Start EXTRACTED ENTRIES
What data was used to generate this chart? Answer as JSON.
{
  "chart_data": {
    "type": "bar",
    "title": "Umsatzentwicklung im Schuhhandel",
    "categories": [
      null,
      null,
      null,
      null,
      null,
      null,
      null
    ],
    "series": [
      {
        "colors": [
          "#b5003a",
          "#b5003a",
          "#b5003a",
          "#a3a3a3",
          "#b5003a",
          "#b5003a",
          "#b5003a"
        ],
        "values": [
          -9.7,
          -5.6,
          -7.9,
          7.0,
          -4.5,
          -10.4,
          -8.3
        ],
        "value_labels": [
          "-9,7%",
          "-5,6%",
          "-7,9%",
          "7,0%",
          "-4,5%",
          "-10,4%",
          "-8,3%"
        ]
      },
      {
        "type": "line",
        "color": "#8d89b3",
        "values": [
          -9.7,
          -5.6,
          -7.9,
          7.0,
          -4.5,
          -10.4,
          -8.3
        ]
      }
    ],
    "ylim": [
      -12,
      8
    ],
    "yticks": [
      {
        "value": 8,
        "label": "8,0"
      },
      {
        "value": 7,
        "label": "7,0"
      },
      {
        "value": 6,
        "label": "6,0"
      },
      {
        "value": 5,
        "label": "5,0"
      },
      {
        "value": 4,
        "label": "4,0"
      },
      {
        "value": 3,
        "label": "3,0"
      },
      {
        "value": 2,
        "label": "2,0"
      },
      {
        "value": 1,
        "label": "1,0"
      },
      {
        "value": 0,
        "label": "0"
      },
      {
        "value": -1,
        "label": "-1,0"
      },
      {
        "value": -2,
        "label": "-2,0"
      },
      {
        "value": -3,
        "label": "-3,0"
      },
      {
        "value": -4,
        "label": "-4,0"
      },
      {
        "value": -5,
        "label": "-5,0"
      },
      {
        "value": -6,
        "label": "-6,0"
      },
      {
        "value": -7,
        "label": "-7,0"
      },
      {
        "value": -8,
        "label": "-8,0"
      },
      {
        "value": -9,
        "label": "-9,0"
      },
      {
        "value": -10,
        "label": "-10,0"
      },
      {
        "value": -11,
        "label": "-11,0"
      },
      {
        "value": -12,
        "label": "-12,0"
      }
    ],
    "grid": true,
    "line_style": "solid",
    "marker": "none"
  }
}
End EXTRACTED ENTRIES
» **DESCRIPTION OF THE TASK**:
Write out the full set of records exactly as given.

» **PROBLEM SOLUTION**:
What data was used to generate this chart? Answer as JSON.
{
  "chart_data": {
    "type": "bar",
    "title": "Umsatzentwicklung im Schuhhandel",
    "categories": [
      null,
      null,
      null,
      null,
      null,
      null,
      null
    ],
    "series": [
      {
        "colors": [
          "#b5003a",
          "#b5003a",
          "#b5003a",
          "#a3a3a3",
          "#b5003a",
          "#b5003a",
          "#b5003a"
        ],
        "values": [
          -9.7,
          -5.6,
          -7.9,
          7.0,
          -4.5,
          -10.4,
          -8.3
        ],
        "value_labels": [
          "-9,7%",
          "-5,6%",
          "-7,9%",
          "7,0%",
          "-4,5%",
          "-10,4%",
          "-8,3%"
        ]
      },
      {
        "type": "line",
        "color": "#8d89b3",
        "values": [
          -9.7,
          -5.6,
          -7.9,
          7.0,
          -4.5,
          -10.4,
          -8.3
        ]
      }
    ],
    "ylim": [
      -12,
      8
    ],
    "yticks": [
      {
        "value": 8,
        "label": "8,0"
      },
      {
        "value": 7,
        "label": "7,0"
      },
      {
        "value": 6,
        "label": "6,0"
      },
      {
        "value": 5,
        "label": "5,0"
      },
      {
        "value": 4,
        "label": "4,0"
      },
      {
        "value": 3,
        "label": "3,0"
      },
      {
        "value": 2,
        "label": "2,0"
      },
      {
        "value": 1,
        "label": "1,0"
      },
      {
        "value": 0,
        "label": "0"
      },
      {
        "value": -1,
        "label": "-1,0"
      },
      {
        "value": -2,
        "label": "-2,0"
      },
      {
        "value": -3,
        "label": "-3,0"
      },
      {
        "value": -4,
        "label": "-4,0"
      },
      {
        "value": -5,
        "label": "-5,0"
      },
      {
        "value": -6,
        "label": "-6,0"
      },
      {
        "value": -7,
        "label": "-7,0"
      },
      {
        "value": -8,
        "label": "-8,0"
      },
      {
        "value": -9,
        "label": "-9,0"
      },
      {
        "value": -10,
        "label": "-10,0"
      },
      {
        "value": -11,
        "label": "-11,0"
      },
      {
        "value": -12,
        "label": "-12,0"
      }
    ],
    "grid": true,
    "line_style": "solid",
    "marker": "none"
  }
}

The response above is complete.